**TO DO**
Reproduce all entries precisely as they are written.

━━━━━ DATA SUPPLIED ━━━━━

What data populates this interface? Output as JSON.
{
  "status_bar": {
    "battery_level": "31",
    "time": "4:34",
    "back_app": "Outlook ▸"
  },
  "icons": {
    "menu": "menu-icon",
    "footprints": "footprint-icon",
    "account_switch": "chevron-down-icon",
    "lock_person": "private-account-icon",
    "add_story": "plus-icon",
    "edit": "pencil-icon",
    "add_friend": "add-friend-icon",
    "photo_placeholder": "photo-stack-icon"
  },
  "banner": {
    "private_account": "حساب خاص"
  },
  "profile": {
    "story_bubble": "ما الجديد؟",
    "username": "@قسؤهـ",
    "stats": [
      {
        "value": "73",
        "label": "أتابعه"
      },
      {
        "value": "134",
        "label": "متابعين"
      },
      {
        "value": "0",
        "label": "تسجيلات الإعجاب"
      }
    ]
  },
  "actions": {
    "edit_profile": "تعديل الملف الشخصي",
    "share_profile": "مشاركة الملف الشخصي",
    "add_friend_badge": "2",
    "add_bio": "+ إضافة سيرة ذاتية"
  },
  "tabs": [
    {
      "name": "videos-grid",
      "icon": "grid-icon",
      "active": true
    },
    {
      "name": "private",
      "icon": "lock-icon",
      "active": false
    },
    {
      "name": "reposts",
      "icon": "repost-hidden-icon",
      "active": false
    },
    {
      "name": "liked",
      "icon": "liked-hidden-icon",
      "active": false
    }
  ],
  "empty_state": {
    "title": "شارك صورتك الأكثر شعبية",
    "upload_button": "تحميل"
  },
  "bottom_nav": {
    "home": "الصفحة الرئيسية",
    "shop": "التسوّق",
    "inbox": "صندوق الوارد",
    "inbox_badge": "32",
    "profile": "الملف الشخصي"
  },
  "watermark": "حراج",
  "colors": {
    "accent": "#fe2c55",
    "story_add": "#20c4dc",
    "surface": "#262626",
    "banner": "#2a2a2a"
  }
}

━━━━━

**EXERCISE SOLUTION**
What data populates this interface? Output as JSON.
{
  "status_bar": {
    "battery_level": "31",
    "time": "4:34",
    "back_app": "Outlook ▸"
  },
  "icons": {
    "menu": "menu-icon",
    "footprints": "footprint-icon",
    "account_switch": "chevron-down-icon",
    "lock_person": "private-account-icon",
    "add_story": "plus-icon",
    "edit": "pencil-icon",
    "add_friend": "add-friend-icon",
    "photo_placeholder": "photo-stack-icon"
  },
  "banner": {
    "private_account": "حساب خاص"
  },
  "profile": {
    "story_bubble": "ما الجديد؟",
    "username": "@قسؤهـ",
    "stats": [
      {
        "value": "73",
        "label": "أتابعه"
      },
      {
        "value": "134",
        "label": "متابعين"
      },
      {
        "value": "0",
        "label": "تسجيلات الإعجاب"
      }
    ]
  },
  "actions": {
    "edit_profile": "تعديل الملف الشخصي",
    "share_profile": "مشاركة الملف الشخصي",
    "add_friend_badge": "2",
    "add_bio": "+ إضافة سيرة ذاتية"
  },
  "tabs": [
    {
      "name": "videos-grid",
      "icon": "grid-icon",
      "active": true
    },
    {
      "name": "private",
      "icon": "lock-icon",
      "active": false
    },
    {
      "name": "reposts",
      "icon": "repost-hidden-icon",
      "active": false
    },
    {
      "name": "liked",
      "icon": "liked-hidden-icon",
      "active": false
    }
  ],
  "empty_state": {
    "title": "شارك صورتك الأكثر شعبية",
    "upload_button": "تحميل"
  },
  "bottom_nav": {
    "home": "الصفحة الرئيسية",
    "shop": "التسوّق",
    "inbox": "صندوق الوارد",
    "inbox_badge": "32",
    "profile": "الملف الشخصي"
  },
  "watermark": "حراج",
  "colors": {
    "accent": "#fe2c55",
    "story_add": "#20c4dc",
    "surface": "#262626",
    "banner": "#2a2a2a"
  }
}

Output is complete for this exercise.